[TEXTO DA PÁGINA]
Depois que a gente começa não quer mais parar (...). A única coisa
diferente que eu faço mesmo é ir para a escola, que eu não ia. A
única diferente, porque trabalhar, eu trabalho direto, mas a única
coisa diferente que eu vejo, uma obrigação que eu tenho é todo dia
às 6:30 sair daqui e ir para a escola, que eu não tinha antes, nunca
tive. Essa aí [hora de ir à escola] é uma hora reservada para fazer
essa obrigação. Uma obrigação que a gente tem com a gente,
primeiramente com a gente e com a professora que não está lá para
esperar a gente. Eu não vou parar, não quero parar, não vou parar.
Eu tenho 61 anos, dá pra estudar até 70, 80, mas que eu chego lá, eu
chego
(Oswaldo).
Até quando eu puder ir, eu vou. É mais por causa desses problemas
meus [problemas de saúde] que eu não tenho ido
(Vani).
(...) Às vezes eu fico cansada, dá uma vontade de parar, às vezes dá
vontade de continuar. Eu vou querer me formar, não quero parar de
jeito nenhum
(Eliza).
Eu quero ver se eu pego e vou até o fim. Tem que começar a ler
direito viu? Porque eu tenho vontade. Eu acho que se tem vontade,
se é esforçado. Terminando até o quarto ano, já está bom. Já dá pro
gasto, vamos dizer pras despesas, pra pegar um ônibus, escrever
alguma coisa. A gente tem que ir com interesse de aprender mesmo,
pra caprichar, pra não perder mais tempo. São três horas de aula,
então tem que dar, colocar uma intenção nas coisas pra conseguir
aprender. Eu amo, gosto mesmo de ir. Quando são 6 horas, eu já
tomei meu banho, já troquei de roupa, já estou pronto pra ir pra
escola, nunca cheguei atrasado
(Carlos).
Então está bom, eu estou indo bem, que eu não vou parar não, se
Deus quiser eu não vou parar
(Carmem).
As falas dos educandos são bastante significativas se desejarmos
compreender como o alfabetizando adulto encara seu processo de aprendizagem. Sua
escolaridade passou a ser um compromisso assumido por ele para com ele mesmo. O
ensinar e o aprender revelam-se elementos importantes, pois há muito lhe foi um
direito negado. O educando adulto possui clareza da intencionalidade de seu processo
educativo, bem como a importância do aumento da escolarização em uma busca
contínua pelo conhecimento, conhecimento este que pode fundar alternativas de
transformação da realidade, vislumbrando novas leituras, se apropriando de novas
palavras para uma reescrita de mundo diferente.
Quanto à intencionalidade do processo educativo, percebemos que Carlos
139
desejava aprender ler e escrever, pois sabia que essas ferramentas o auxiliariam em
seu cotidiano, assim como seriam importantes instrumentos na aquisição de novos
conhecimentos, independente do valor que a sociedade, condicionada por objetivos
economicistas, daria a isso:
Nessa parte, acho que não é importante, porque, a gente é pobre, se
ainda ganhasse na loto, às vezes ia comprar terra, então pra isso aí é
bom... É boa a leitura, quanto mais, pra poder mexer com negócios...
Mas está bom.

[LINHAS DE DADOS]
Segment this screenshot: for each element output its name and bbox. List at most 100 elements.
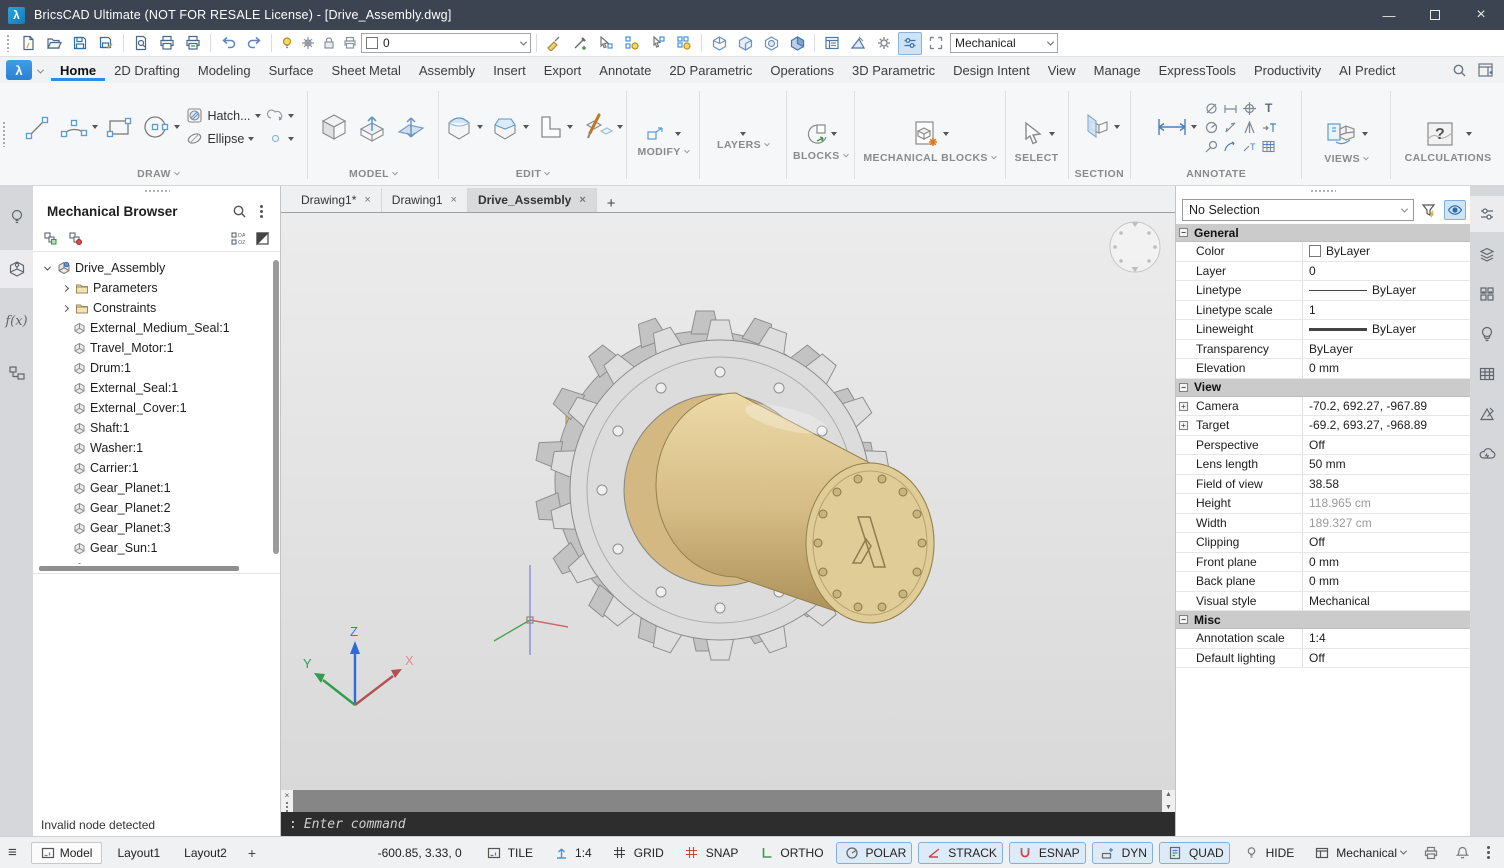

[TAREFAS ESCRITAS]
**A)** Edite o trecho do texto sobre alfabetização de adultos que começa em "Quanto à intencionalidade" e segue até "mexer com negócios...", substituindo "instrumentos" por "recursos".
**B)** Retome o texto sobre alfabetização de adultos e dê continuidade a ele a partir do ponto em que termina.
O material é independente do texto sobre alfabetização de adultos.

[RESULTADOS]
**A)**
Quanto à intencionalidade do processo educativo, percebemos que Carlos
139
desejava aprender ler e escrever, pois sabia que essas ferramentas o auxiliariam em
seu cotidiano, assim como seriam importantes recursos na aquisição de novos
conhecimentos, independente do valor que a sociedade, condicionada por objetivos
economicistas, daria a isso:
Nessa parte, acho que não é importante, porque, a gente é pobre, se
ainda ganhasse na loto, às vezes ia comprar terra, então pra isso aí é
bom... É boa a leitura, quanto mais, pra poder mexer com negócios...

**B)**
Estudar (...) pelo menos pras despesas. Pra gente saber tomar o
ônibus, fazer, ter as coisinhas, ler o jornal (...). Você pega o jornal e
não sabe o que é, tem tanta coisa no jornal. Você às vezes pega e
não sabe o que é, então se pelo menos conseguir aprender, então é
gostoso, você pegar um jornal, pegar uma revista e começar a ler...
Mas da parte de estudar eu tenho vontade... Quanto mais é melhor.
Aprender a escrever, aprender ler... Tem computação! Oba que
beleza, vamos também... É melhor... Não quero ser um cara na vida...
não! Eu não penso nisso... Eu quero aprender pra mim, pra gente,
vamos dizer, pra não passar vergonha na hora de tomar o ônibus, de
ler uma carta, ler um jornal
(Carlos).
O educando revela as suas próprias expectativas quanto ao uso da leitura
e da escrita, não reproduzindo o que a sociedade aspira, através dos discursos oficiais
sobre a alfabetização de adultos, que na maioria das vezes associam a leitura e a
escrita ao desenvolvimento econômico.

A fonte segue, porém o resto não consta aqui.